Page element annotations –
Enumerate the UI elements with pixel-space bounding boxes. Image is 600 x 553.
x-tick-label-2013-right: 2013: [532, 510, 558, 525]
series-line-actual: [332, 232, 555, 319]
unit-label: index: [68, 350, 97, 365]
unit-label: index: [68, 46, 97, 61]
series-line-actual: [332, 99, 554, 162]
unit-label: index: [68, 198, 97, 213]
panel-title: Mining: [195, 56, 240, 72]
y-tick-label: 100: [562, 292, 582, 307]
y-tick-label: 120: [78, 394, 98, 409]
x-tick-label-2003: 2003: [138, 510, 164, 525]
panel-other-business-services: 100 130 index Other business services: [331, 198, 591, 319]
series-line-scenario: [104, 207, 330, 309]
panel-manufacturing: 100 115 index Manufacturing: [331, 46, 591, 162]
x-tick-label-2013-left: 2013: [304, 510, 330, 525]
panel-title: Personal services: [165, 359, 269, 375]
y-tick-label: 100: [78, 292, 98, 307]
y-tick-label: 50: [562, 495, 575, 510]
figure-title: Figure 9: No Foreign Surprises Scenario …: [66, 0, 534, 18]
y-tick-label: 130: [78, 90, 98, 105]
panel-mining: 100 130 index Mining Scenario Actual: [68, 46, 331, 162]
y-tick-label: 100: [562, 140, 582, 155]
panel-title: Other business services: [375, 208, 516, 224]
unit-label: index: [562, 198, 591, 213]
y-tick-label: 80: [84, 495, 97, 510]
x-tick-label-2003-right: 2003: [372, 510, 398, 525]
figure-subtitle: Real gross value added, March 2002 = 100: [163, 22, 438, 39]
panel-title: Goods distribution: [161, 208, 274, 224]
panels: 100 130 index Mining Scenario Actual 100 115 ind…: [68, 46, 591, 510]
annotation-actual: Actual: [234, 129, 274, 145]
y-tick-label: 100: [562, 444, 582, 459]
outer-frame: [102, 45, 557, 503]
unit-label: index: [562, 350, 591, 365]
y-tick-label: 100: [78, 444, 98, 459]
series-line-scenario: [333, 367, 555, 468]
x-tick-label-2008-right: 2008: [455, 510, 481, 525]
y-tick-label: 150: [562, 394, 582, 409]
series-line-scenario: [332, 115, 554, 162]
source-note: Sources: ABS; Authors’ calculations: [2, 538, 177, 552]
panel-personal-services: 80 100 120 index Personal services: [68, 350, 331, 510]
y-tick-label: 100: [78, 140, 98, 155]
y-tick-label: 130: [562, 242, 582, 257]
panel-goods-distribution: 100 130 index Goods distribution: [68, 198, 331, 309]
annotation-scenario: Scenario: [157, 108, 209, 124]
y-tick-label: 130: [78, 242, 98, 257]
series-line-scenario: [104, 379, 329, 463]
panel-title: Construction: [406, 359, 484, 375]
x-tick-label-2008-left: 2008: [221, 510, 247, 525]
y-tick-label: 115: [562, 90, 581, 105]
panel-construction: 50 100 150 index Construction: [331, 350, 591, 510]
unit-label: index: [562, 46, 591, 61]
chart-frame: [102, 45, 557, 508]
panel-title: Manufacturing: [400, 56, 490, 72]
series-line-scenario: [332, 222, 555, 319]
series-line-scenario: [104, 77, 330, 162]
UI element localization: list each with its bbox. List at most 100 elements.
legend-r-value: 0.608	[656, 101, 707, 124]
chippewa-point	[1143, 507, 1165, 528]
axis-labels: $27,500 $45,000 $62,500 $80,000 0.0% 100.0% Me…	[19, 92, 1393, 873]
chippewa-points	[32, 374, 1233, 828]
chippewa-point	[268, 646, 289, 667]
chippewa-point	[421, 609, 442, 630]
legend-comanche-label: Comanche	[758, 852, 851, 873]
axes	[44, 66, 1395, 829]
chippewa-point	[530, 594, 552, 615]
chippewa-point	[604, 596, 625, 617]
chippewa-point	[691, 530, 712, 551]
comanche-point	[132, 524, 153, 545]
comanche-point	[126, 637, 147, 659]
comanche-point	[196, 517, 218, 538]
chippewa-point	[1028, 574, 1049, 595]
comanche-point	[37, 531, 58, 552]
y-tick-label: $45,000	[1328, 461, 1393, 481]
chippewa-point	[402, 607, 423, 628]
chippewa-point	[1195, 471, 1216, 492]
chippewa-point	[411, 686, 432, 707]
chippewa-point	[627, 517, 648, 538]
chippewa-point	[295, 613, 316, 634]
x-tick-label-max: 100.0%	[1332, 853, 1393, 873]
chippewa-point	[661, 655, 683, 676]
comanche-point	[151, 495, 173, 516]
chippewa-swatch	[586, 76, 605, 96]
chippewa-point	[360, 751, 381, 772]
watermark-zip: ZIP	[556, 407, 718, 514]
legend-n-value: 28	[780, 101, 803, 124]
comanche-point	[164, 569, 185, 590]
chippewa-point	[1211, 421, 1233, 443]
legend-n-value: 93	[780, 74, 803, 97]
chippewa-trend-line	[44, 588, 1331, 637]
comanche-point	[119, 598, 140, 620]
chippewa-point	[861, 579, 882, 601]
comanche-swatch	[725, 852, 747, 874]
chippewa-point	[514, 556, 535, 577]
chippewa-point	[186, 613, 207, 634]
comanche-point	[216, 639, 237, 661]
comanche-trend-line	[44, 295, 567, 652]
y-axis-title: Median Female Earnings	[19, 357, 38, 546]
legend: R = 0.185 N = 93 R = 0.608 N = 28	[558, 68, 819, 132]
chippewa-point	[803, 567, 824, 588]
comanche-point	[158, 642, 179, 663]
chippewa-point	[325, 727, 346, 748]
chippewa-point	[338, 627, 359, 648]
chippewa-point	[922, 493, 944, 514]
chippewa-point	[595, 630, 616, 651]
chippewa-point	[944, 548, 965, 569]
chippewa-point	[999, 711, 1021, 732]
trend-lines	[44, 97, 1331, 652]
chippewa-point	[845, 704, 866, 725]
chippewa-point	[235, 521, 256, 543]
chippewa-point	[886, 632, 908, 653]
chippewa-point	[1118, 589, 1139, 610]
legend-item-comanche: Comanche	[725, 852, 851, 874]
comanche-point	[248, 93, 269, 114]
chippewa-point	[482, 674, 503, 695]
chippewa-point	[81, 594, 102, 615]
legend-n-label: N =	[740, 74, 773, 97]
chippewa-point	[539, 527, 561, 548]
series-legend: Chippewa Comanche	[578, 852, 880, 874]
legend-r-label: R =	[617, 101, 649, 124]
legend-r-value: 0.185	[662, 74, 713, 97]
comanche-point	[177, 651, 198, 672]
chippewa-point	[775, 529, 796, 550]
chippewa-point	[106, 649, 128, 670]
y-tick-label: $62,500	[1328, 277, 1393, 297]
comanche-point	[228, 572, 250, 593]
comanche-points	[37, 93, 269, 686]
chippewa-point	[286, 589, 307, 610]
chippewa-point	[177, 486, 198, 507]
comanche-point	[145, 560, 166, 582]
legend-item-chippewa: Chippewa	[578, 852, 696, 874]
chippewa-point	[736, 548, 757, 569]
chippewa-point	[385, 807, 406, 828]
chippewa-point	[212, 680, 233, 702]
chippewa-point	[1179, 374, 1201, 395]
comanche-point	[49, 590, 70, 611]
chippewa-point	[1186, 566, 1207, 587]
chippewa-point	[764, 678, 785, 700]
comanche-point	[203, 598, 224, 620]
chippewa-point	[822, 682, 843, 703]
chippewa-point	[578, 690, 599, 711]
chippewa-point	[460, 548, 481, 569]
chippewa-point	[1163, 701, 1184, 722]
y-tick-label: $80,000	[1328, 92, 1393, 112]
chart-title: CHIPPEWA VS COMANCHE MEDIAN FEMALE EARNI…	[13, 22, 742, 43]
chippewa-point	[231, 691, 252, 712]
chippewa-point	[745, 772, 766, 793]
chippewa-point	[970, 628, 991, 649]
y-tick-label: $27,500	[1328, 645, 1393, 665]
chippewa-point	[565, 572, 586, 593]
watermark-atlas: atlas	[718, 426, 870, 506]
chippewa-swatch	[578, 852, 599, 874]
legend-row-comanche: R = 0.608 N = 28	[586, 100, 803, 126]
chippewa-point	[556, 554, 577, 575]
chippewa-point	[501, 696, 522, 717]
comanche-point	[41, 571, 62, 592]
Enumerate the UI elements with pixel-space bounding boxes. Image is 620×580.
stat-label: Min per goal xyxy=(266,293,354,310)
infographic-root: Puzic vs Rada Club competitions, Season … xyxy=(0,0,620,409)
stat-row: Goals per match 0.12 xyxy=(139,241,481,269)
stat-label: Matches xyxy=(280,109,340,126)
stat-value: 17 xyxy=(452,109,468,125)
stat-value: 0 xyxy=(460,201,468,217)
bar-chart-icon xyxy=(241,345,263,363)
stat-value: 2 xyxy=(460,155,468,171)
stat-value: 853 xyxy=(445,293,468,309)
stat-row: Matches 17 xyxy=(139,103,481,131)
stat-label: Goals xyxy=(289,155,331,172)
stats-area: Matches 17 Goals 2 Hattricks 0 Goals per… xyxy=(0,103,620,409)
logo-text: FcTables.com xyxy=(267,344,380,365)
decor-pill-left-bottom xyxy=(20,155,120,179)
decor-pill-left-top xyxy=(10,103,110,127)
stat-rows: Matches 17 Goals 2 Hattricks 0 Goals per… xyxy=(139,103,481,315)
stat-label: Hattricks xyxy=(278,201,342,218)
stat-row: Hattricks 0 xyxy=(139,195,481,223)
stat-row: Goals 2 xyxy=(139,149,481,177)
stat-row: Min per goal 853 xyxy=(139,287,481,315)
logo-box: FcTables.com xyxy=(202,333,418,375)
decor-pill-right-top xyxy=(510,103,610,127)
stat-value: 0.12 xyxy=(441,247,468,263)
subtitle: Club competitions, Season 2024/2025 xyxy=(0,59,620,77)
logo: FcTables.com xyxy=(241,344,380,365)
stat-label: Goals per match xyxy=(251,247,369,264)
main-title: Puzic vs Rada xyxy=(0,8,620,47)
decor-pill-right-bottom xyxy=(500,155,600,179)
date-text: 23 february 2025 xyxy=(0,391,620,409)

REQUIRED TASK – Could you write out again the lines above, starting at the first line and ending at the line that contains "panel-mining: 100 130"?

THE RESPONSE –
Enumerate the UI elements with pixel-space bounding boxes. Image is 600 x 553.
x-tick-label-2013-right: 2013: [532, 510, 558, 525]
series-line-actual: [332, 232, 555, 319]
unit-label: index: [68, 350, 97, 365]
unit-label: index: [68, 46, 97, 61]
series-line-actual: [332, 99, 554, 162]
unit-label: index: [68, 198, 97, 213]
panel-title: Mining: [195, 56, 240, 72]
y-tick-label: 100: [562, 292, 582, 307]
y-tick-label: 120: [78, 394, 98, 409]
x-tick-label-2003: 2003: [138, 510, 164, 525]
panel-other-business-services: 100 130 index Other business services: [331, 198, 591, 319]
series-line-scenario: [104, 207, 330, 309]
panel-manufacturing: 100 115 index Manufacturing: [331, 46, 591, 162]
x-tick-label-2013-left: 2013: [304, 510, 330, 525]
panel-title: Personal services: [165, 359, 269, 375]
y-tick-label: 100: [78, 292, 98, 307]
y-tick-label: 50: [562, 495, 575, 510]
figure-title: Figure 9: No Foreign Surprises Scenario …: [66, 0, 534, 18]
y-tick-label: 130: [78, 90, 98, 105]
panel-mining: 100 130 index Mining Scenario Actual: [68, 46, 331, 162]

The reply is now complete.